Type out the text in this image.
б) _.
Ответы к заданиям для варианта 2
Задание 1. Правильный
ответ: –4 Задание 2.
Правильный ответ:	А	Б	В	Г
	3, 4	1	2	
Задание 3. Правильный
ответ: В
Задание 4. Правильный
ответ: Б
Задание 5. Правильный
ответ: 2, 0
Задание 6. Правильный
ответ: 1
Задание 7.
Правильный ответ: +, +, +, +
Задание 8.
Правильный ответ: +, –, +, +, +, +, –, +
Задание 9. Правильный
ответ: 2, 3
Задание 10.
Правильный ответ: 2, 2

****************************************

REQUIRED TASK ▸ Copy all of the data exactly.

TASK SOLUTION ▸
Type out the text in this image.
б) _.
Ответы к заданиям для варианта 2
Задание 1. Правильный
ответ: –4 Задание 2.
Правильный ответ:	А	Б	В	Г
	3, 4	1	2	
Задание 3. Правильный
ответ: В
Задание 4. Правильный
ответ: Б
Задание 5. Правильный
ответ: 2, 0
Задание 6. Правильный
ответ: 1
Задание 7.
Правильный ответ: +, +, +, +
Задание 8.
Правильный ответ: +, –, +, +, +, +, –, +
Задание 9. Правильный
ответ: 2, 3
Задание 10.
Правильный ответ: 2, 2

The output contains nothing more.